Dataset items
════

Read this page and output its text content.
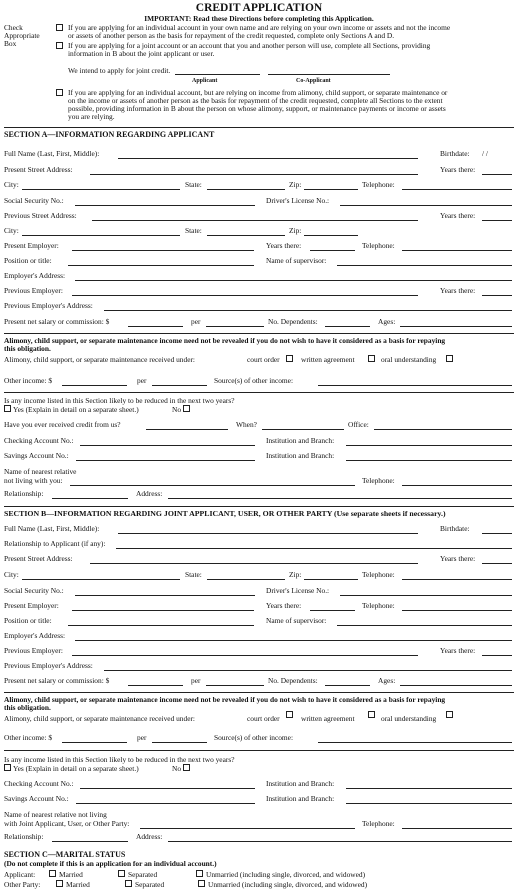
CREDIT APPLICATION
IMPORTANT: Read these Directions before completing this Application.
Check
Appropriate
Box
If you are applying for an individual account in your own name and are relying on your own income or assets and not the income
or assets of another person as the basis for repayment of the credit requested, complete only Sections A and D.
If you are applying for a joint account or an account that you and another person will use, complete all Sections, providing
information in B about the joint applicant or user.
We intend to apply for joint credit.
Applicant	Co-Applicant
If you are applying for an individual account, but are relying on income from alimony, child support, or separate maintenance or
on the income or assets of another person as the basis for repayment of the credit requested, complete all Sections to the extent
possible, providing information in B about the person on whose alimony, support, or maintenance payments or income or assets
you are relying.
SECTION A—INFORMATION REGARDING APPLICANT
Full Name (Last, First, Middle):	Birthdate: / /
Present Street Address:	Years there:
City:	State:	Zip:	Telephone:
Social Security No.:	Driver's License No.:
Previous Street Address:	Years there:
City:	State:	Zip:
Present Employer:	Years there:	Telephone:
Position or title:	Name of supervisor:
Employer's Address:
Previous Employer:	Years there:
Previous Employer's Address:
Present net salary or commission: $	per	No. Dependents:	Ages:
Alimony, child support, or separate maintenance income need not be revealed if you do not wish to have it considered as a basis for repaying
this obligation.
Alimony, child support, or separate maintenance received under:	court order	written agreement	oral understanding
Other income: $	per	Source(s) of other income:
Is any income listed in this Section likely to be reduced in the next two years?
Yes (Explain in detail on a separate sheet.)	No
Have you ever received credit from us?	When?	Office:
Checking Account No.:	Institution and Branch:
Savings Account No.:	Institution and Branch:
Name of nearest relative
not living with you:	Telephone:
Relationship:	Address:
SECTION B—INFORMATION REGARDING JOINT APPLICANT, USER, OR OTHER PARTY (Use separate sheets if necessary.)
Full Name (Last, First, Middle):	Birthdate:
Relationship to Applicant (if any):
Present Street Address:	Years there:
City:	State:	Zip:	Telephone:
Social Security No.:	Driver's License No.:
Present Employer:	Years there:	Telephone:
Position or title:	Name of supervisor:
Employer's Address:
Previous Employer:	Years there:
Previous Employer's Address:
Present net salary or commission: $	per	No. Dependents:	Ages:
Alimony, child support, or separate maintenance income need not be revealed if you do not wish to have it considered as a basis for repaying
this obligation.
Alimony, child support, or separate maintenance received under:	court order	written agreement	oral understanding
Other income: $	per	Source(s) of other income:
Is any income listed in this Section likely to be reduced in the next two years?
Yes (Explain in detail on a separate sheet.)	No
Checking Account No.:	Institution and Branch:
Savings Account No.:	Institution and Branch:
Name of nearest relative not living
with Joint Applicant, User, or Other Party:	Telephone:
Relationship:	Address:
SECTION C—MARITAL STATUS
(Do not complete if this is an application for an individual account.)
Applicant:	Married	Separated	Unmarried (including single, divorced, and widowed)
Other Party:	Married	Separated	Unmarried (including single, divorced, and widowed)
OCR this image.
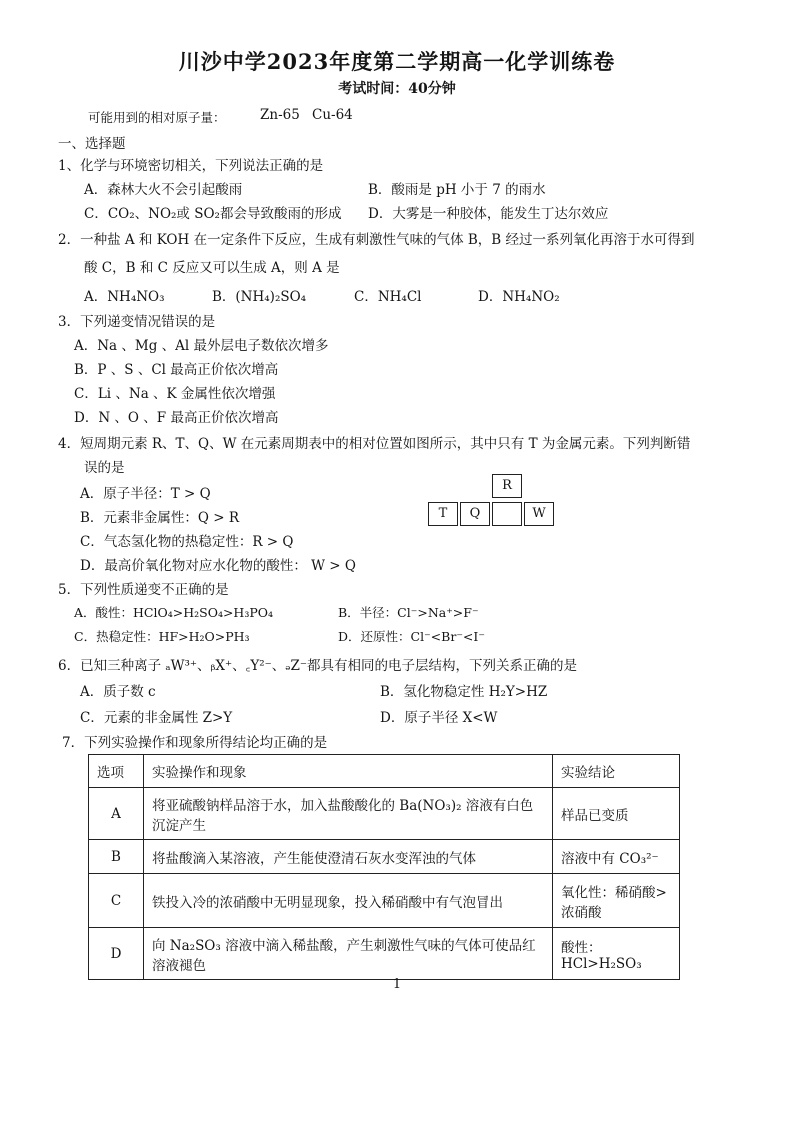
川沙中学2023年度第二学期高一化学训练卷
考试时间：40分钟
可能用到的相对原子量：	Zn-65 Cu-64
一、选择题
1、化学与环境密切相关，下列说法正确的是
A．森林大火不会引起酸雨	B．酸雨是 pH 小于 7 的雨水
C．CO₂、NO₂或 SO₂都会导致酸雨的形成 D．大雾是一种胶体，能发生丁达尔效应
2．一种盐 A 和 KOH 在一定条件下反应，生成有刺激性气味的气体 B，B 经过一系列氧化再溶于水可得到
酸 C，B 和 C 反应又可以生成 A，则 A 是
A．NH₄NO₃	B．(NH₄)₂SO₄	C．NH₄Cl	D．NH₄NO₂
3．下列递变情况错误的是
A．Na 、Mg 、Al 最外层电子数依次增多
B．P 、S 、Cl 最高正价依次增高
C．Li 、Na 、K 金属性依次增强
D．N 、O 、F 最高正价依次增高
4．短周期元素 R、T、Q、W 在元素周期表中的相对位置如图所示，其中只有 T 为金属元素。下列判断错
误的是
A．原子半径：T > Q
B．元素非金属性：Q > R
C．气态氢化物的热稳定性：R > Q
D．最高价氧化物对应水化物的酸性： W > Q
R
T	Q	W
5．下列性质递变不正确的是
A．酸性：HClO₄>H₂SO₄>H₃PO₄	B．半径：Cl⁻>Na⁺>F⁻
C．热稳定性：HF>H₂O>PH₃	D．还原性：Cl⁻<Br⁻<I⁻
6．已知三种离子 ₐW³⁺、ᵦX⁺、꜀Y²⁻、ₔZ⁻都具有相同的电子层结构，下列关系正确的是
A．质子数 c	B．氢化物稳定性 H₂Y>HZ
C．元素的非金属性 Z>Y	D．原子半径 X<W
7．下列实验操作和现象所得结论均正确的是
选项	实验操作和现象	实验结论
A	将亚硫酸钠样品溶于水，加入盐酸酸化的 Ba(NO₃)₂ 溶液有白色沉淀产生	样品已变质
B	将盐酸滴入某溶液，产生能使澄清石灰水变浑浊的气体	溶液中有 CO₃²⁻
C	铁投入冷的浓硝酸中无明显现象，投入稀硝酸中有气泡冒出	氧化性：稀硝酸>浓硝酸
D	向 Na₂SO₃ 溶液中滴入稀盐酸，产生刺激性气味的气体可使品红溶液褪色	酸性：HCl>H₂SO₃
1
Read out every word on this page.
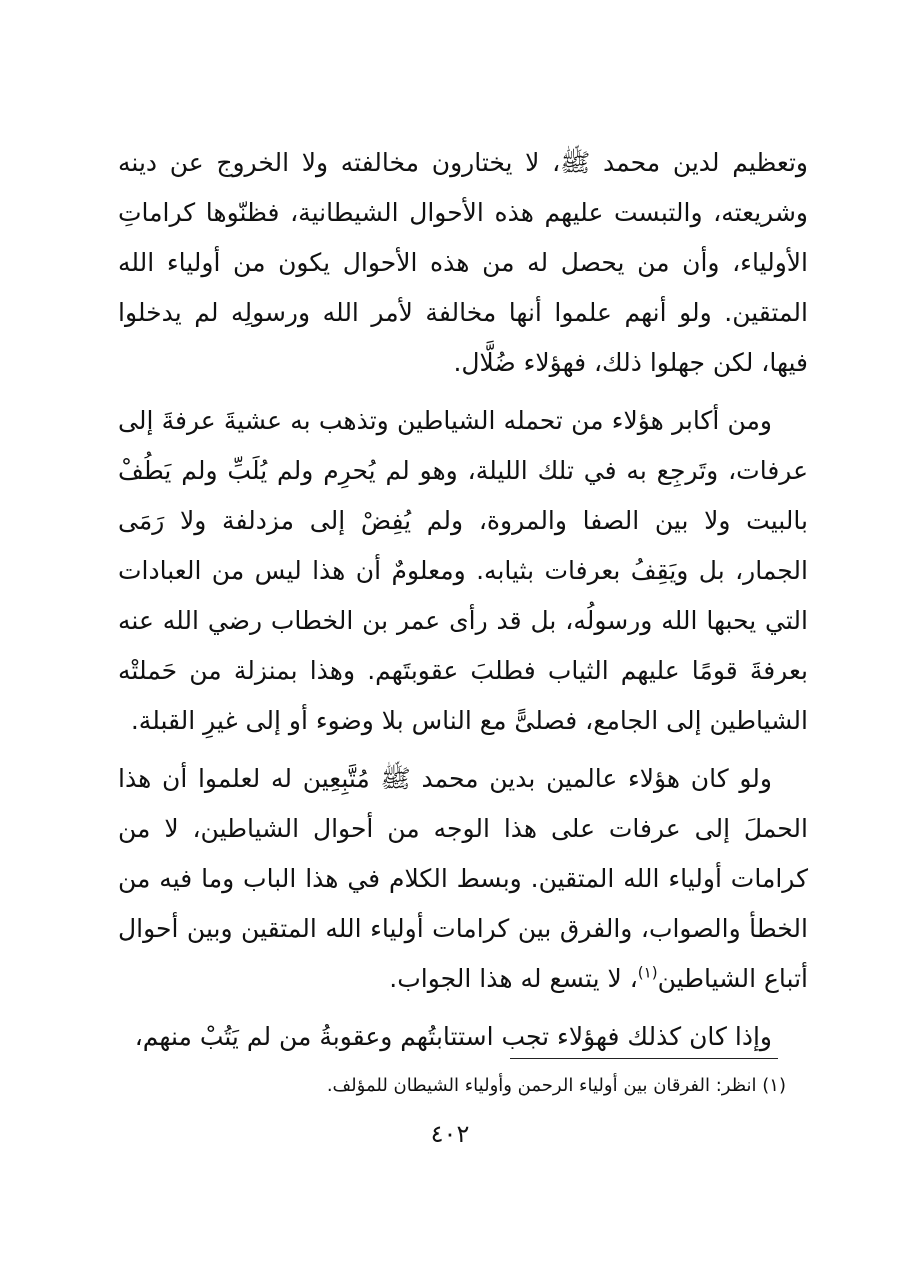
وتعظيم لدين محمد ﷺ، لا يختارون مخالفته ولا الخروج عن دينه وشريعته، والتبست عليهم هذه الأحوال الشيطانية، فظنّوها كراماتِ الأولياء، وأن من يحصل له من هذه الأحوال يكون من أولياء الله المتقين. ولو أنهم علموا أنها مخالفة لأمر الله ورسولِه لم يدخلوا فيها، لكن جهلوا ذلك، فهؤلاء ضُلَّال.

ومن أكابر هؤلاء من تحمله الشياطين وتذهب به عشيةَ عرفةَ إلى عرفات، وتَرجِع به في تلك الليلة، وهو لم يُحرِم ولم يُلَبِّ ولم يَطُفْ بالبيت ولا بين الصفا والمروة، ولم يُفِضْ إلى مزدلفة ولا رَمَى الجمار، بل ويَقِفُ بعرفات بثيابه. ومعلومٌ أن هذا ليس من العبادات التي يحبها الله ورسولُه، بل قد رأى عمر بن الخطاب رضي الله عنه بعرفةَ قومًا عليهم الثياب فطلبَ عقوبتَهم. وهذا بمنزلة من حَملتْه الشياطين إلى الجامع، فصلىًّ مع الناس بلا وضوء أو إلى غيرِ القبلة.

ولو كان هؤلاء عالمين بدين محمد ﷺ مُتَّبِعِين له لعلموا أن هذا الحملَ إلى عرفات على هذا الوجه من أحوال الشياطين، لا من كرامات أولياء الله المتقين. وبسط الكلام في هذا الباب وما فيه من الخطأ والصواب، والفرق بين كرامات أولياء الله المتقين وبين أحوال أتباع الشياطين$^{(١)}$، لا يتسع له هذا الجواب.

وإذا كان كذلك فهؤلاء تجب استتابتُهم وعقوبةُ من لم يَتُبْ منهم،

(١) انظر: الفرقان بين أولياء الرحمن وأولياء الشيطان للمؤلف.
٤٠٢
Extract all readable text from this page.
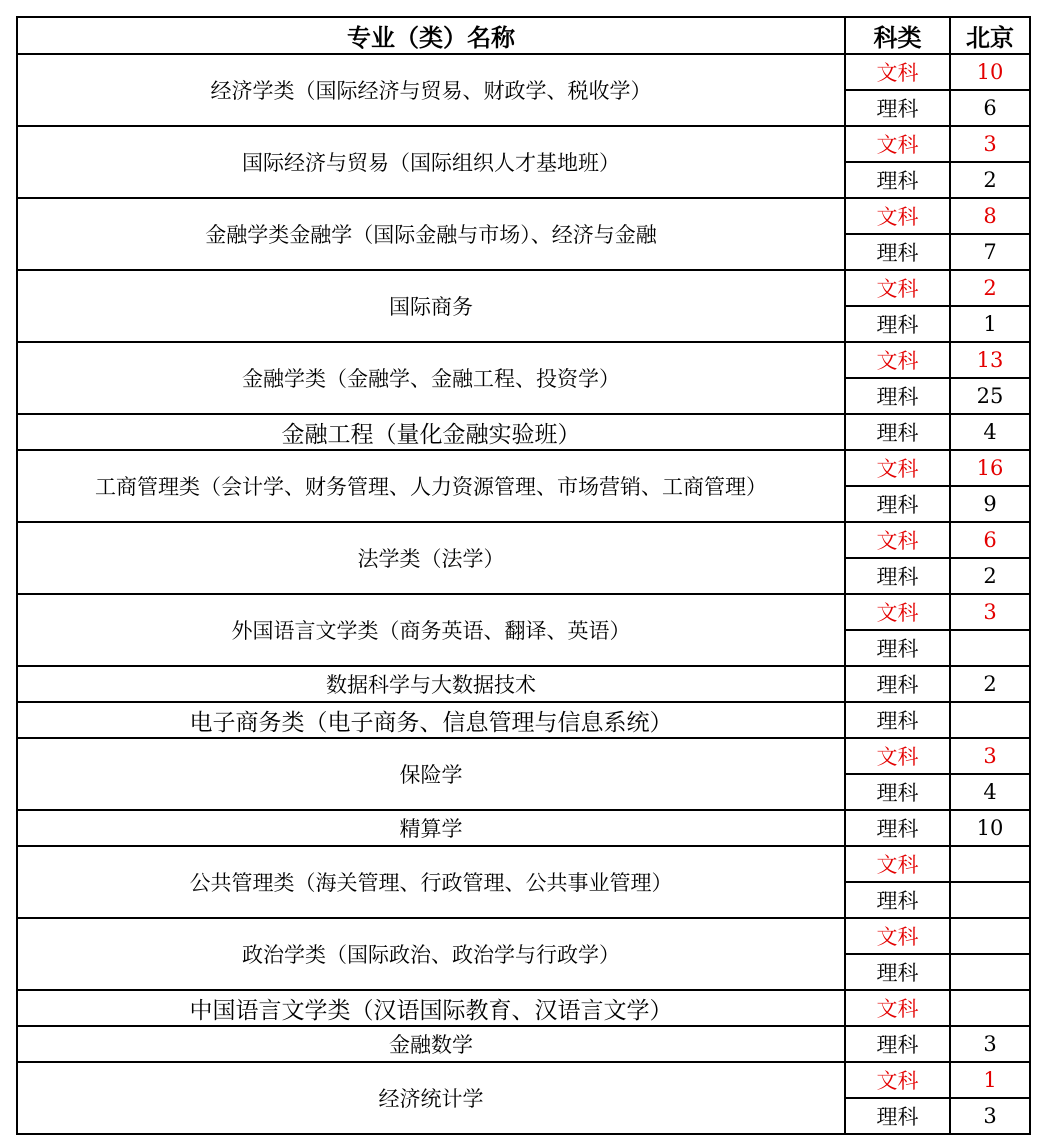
专业（类）名称	科类	北京
经济学类（国际经济与贸易、财政学、税收学）	文科	10
	理科	6
国际经济与贸易（国际组织人才基地班）	文科	3
	理科	2
金融学类金融学（国际金融与市场）、经济与金融	文科	8
	理科	7
国际商务	文科	2
	理科	1
金融学类（金融学、金融工程、投资学）	文科	13
	理科	25
金融工程（量化金融实验班）	理科	4
工商管理类（会计学、财务管理、人力资源管理、市场营销、工商管理）	文科	16
	理科	9
法学类（法学）	文科	6
	理科	2
外国语言文学类（商务英语、翻译、英语）	文科	3
	理科	
数据科学与大数据技术	理科	2
电子商务类（电子商务、信息管理与信息系统）	理科	
保险学	文科	3
	理科	4
精算学	理科	10
公共管理类（海关管理、行政管理、公共事业管理）	文科	
	理科	
政治学类（国际政治、政治学与行政学）	文科	
	理科	
中国语言文学类（汉语国际教育、汉语言文学）	文科	
金融数学	理科	3
经济统计学	文科	1
	理科	3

════

REQUIREMENTS
Gather all the lines that include the word "金融工程" and copy them out.

FINAL ANSWER
金融学类（金融学、金融工程、投资学）	文科	13
金融工程（量化金融实验班）	理科	4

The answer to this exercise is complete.